▸ STATED PROBLEM:
Reproduce every line in the listing that contains the word "товаров".

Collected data
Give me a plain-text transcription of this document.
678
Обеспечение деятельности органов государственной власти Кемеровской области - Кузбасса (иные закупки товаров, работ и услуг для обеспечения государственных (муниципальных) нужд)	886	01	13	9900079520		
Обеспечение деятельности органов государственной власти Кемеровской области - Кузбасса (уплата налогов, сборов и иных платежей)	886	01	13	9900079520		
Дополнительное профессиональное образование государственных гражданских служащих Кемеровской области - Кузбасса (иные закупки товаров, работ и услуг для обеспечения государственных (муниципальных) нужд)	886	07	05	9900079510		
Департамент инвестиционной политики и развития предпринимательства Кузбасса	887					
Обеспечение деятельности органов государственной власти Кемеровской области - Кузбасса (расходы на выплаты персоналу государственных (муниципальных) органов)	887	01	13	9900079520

▸ OUTPUT FOR THIS TASK:
Обеспечение деятельности органов государственной власти Кемеровской области - Кузбасса (иные закупки товаров, работ и услуг для обеспечения государственных (муниципальных) нужд)	886	01	13	9900079520		
Дополнительное профессиональное образование государственных гражданских служащих Кемеровской области - Кузбасса (иные закупки товаров, работ и услуг для обеспечения государственных (муниципальных) нужд)	886	07	05	9900079510		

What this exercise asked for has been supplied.